§ Records shown
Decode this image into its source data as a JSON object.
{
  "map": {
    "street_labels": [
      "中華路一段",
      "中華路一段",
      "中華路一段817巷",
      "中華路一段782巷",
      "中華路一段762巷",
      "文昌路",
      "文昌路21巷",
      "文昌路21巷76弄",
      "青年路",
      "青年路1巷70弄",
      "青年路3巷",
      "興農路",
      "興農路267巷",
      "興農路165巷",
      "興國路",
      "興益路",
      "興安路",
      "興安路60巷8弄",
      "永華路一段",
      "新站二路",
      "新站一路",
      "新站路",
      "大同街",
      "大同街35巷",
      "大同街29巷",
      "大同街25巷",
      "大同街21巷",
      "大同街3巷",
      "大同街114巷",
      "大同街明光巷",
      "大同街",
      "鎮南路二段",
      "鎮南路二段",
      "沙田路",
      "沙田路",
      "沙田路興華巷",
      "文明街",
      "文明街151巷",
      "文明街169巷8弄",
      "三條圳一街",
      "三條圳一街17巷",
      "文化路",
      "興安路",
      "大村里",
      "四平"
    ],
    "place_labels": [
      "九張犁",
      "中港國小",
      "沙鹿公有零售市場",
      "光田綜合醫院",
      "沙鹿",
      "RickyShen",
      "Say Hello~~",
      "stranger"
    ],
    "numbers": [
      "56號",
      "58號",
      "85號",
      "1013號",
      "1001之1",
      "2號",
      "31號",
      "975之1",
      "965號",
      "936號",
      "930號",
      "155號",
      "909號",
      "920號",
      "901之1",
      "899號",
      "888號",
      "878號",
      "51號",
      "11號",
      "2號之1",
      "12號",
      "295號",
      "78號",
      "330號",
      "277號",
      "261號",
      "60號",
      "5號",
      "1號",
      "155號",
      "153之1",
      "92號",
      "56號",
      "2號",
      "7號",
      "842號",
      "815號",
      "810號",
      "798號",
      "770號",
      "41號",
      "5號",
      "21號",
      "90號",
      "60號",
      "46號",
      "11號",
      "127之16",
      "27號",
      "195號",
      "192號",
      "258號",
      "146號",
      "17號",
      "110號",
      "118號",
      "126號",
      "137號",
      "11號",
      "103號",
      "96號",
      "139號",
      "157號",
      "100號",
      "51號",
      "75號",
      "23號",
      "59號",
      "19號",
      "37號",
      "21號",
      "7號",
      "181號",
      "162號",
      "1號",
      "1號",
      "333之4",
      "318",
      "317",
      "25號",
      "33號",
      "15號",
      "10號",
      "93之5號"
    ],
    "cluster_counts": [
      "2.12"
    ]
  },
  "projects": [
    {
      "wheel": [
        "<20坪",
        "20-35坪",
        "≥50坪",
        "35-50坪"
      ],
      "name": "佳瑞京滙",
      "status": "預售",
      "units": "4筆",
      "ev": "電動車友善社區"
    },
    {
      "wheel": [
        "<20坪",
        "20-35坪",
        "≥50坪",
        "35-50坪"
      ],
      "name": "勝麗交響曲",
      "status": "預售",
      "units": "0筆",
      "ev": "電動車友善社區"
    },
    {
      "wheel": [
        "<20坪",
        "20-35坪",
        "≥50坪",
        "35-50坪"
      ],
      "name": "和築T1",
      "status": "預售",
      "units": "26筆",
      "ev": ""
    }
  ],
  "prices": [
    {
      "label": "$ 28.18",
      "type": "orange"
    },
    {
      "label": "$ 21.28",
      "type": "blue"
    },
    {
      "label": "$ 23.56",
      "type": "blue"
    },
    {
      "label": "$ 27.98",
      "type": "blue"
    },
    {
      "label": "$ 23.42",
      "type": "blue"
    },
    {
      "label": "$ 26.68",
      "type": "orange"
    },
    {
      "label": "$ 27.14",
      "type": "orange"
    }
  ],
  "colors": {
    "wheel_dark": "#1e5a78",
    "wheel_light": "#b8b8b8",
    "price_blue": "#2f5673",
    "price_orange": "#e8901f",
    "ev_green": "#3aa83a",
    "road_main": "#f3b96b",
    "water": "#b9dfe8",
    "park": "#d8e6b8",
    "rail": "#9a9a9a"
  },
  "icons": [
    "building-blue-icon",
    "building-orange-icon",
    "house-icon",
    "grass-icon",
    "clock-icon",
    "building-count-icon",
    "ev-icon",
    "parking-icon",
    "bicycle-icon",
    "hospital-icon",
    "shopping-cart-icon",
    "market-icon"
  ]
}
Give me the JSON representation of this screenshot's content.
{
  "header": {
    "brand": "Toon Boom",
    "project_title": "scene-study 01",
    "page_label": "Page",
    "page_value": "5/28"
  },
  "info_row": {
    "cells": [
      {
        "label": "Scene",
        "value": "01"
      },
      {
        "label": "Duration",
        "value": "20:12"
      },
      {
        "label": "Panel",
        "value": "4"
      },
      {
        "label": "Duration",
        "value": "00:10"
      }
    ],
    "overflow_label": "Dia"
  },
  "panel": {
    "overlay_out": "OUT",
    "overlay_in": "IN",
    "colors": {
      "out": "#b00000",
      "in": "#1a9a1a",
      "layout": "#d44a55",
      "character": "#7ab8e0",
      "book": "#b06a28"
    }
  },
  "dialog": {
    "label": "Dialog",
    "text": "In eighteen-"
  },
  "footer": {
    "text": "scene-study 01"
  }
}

§ Task brief
Beginning with the line that contains "Give me the", quote each line exactly through the last line of the entries above, and nothing beyond them.

§ Task solution
Give me the JSON representation of this screenshot's content.
{
  "header": {
    "brand": "Toon Boom",
    "project_title": "scene-study 01",
    "page_label": "Page",
    "page_value": "5/28"
  },
  "info_row": {
    "cells": [
      {
        "label": "Scene",
        "value": "01"
      },
      {
        "label": "Duration",
        "value": "20:12"
      },
      {
        "label": "Panel",
        "value": "4"
      },
      {
        "label": "Duration",
        "value": "00:10"
      }
    ],
    "overflow_label": "Dia"
  },
  "panel": {
    "overlay_out": "OUT",
    "overlay_in": "IN",
    "colors": {
      "out": "#b00000",
      "in": "#1a9a1a",
      "layout": "#d44a55",
      "character": "#7ab8e0",
      "book": "#b06a28"
    }
  },
  "dialog": {
    "label": "Dialog",
    "text": "In eighteen-"
  },
  "footer": {
    "text": "scene-study 01"
  }
}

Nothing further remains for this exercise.